Below are some entries. Output each one exactly as it appears.

****************************************

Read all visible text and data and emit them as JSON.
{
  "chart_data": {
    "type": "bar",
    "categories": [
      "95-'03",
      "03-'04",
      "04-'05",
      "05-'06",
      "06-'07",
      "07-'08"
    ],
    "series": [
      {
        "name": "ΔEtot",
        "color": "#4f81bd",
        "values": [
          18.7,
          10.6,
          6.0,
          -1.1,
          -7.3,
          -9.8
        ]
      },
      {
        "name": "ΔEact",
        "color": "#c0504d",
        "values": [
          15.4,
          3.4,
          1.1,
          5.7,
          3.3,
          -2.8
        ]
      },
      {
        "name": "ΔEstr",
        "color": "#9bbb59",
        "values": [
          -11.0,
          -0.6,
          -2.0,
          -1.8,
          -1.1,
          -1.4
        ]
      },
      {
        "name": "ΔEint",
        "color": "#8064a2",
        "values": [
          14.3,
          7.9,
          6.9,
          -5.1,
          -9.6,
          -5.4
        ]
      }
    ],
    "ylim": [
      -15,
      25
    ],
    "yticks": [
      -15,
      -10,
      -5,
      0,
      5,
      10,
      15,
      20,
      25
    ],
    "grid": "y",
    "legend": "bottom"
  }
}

****************************************

▸ **TASK OUTPUT**
Read all visible text and data and emit them as JSON.
{
  "chart_data": {
    "type": "bar",
    "categories": [
      "95-'03",
      "03-'04",
      "04-'05",
      "05-'06",
      "06-'07",
      "07-'08"
    ],
    "series": [
      {
        "name": "ΔEtot",
        "color": "#4f81bd",
        "values": [
          18.7,
          10.6,
          6.0,
          -1.1,
          -7.3,
          -9.8
        ]
      },
      {
        "name": "ΔEact",
        "color": "#c0504d",
        "values": [
          15.4,
          3.4,
          1.1,
          5.7,
          3.3,
          -2.8
        ]
      },
      {
        "name": "ΔEstr",
        "color": "#9bbb59",
        "values": [
          -11.0,
          -0.6,
          -2.0,
          -1.8,
          -1.1,
          -1.4
        ]
      },
      {
        "name": "ΔEint",
        "color": "#8064a2",
        "values": [
          14.3,
          7.9,
          6.9,
          -5.1,
          -9.6,
          -5.4
        ]
      }
    ],
    "ylim": [
      -15,
      25
    ],
    "yticks": [
      -15,
      -10,
      -5,
      0,
      5,
      10,
      15,
      20,
      25
    ],
    "grid": "y",
    "legend": "bottom"
  }
}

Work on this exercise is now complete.